### Aim
Extract each line bearing the word "liên".

Start of Supplied material

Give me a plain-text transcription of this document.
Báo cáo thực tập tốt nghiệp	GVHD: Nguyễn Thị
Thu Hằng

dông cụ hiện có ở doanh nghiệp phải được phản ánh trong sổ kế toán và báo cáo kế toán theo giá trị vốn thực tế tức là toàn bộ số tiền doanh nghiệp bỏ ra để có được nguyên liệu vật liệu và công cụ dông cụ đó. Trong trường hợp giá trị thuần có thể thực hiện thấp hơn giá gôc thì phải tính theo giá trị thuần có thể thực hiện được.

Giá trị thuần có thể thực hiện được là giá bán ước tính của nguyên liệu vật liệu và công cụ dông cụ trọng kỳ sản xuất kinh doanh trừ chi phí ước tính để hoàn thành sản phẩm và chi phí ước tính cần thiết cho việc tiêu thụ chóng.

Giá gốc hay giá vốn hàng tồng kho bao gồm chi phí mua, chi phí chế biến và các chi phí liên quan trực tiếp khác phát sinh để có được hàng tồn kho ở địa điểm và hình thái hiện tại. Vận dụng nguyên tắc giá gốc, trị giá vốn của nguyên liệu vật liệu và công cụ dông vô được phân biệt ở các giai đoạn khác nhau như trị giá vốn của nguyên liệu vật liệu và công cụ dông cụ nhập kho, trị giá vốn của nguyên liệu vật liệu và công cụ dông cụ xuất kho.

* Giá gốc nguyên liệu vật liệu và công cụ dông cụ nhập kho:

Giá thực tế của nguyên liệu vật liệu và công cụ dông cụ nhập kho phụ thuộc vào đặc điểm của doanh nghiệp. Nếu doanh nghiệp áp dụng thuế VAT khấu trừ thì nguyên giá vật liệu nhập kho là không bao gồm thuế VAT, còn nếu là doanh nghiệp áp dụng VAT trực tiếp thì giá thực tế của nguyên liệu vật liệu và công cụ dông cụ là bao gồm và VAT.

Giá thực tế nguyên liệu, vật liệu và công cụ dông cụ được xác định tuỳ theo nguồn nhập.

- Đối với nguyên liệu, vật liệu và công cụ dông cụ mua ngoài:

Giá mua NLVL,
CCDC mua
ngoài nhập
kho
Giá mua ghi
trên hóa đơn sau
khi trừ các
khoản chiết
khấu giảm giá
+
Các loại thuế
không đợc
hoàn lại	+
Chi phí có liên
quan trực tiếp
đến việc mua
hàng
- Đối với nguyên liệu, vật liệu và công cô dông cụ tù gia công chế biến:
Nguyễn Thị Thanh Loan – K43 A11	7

End of Supplied material

### Complete answer
Giá gốc hay giá vốn hàng tồng kho bao gồm chi phí mua, chi phí chế biến và các chi phí liên quan trực tiếp khác phát sinh để có được hàng tồn kho ở địa điểm và hình thái hiện tại. Vận dụng nguyên tắc giá gốc, trị giá vốn của nguyên liệu vật liệu và công cụ dông vô được phân biệt ở các giai đoạn khác nhau như trị giá vốn của nguyên liệu vật liệu và công cụ dông cụ nhập kho, trị giá vốn của nguyên liệu vật liệu và công cụ dông cụ xuất kho.
Chi phí có liên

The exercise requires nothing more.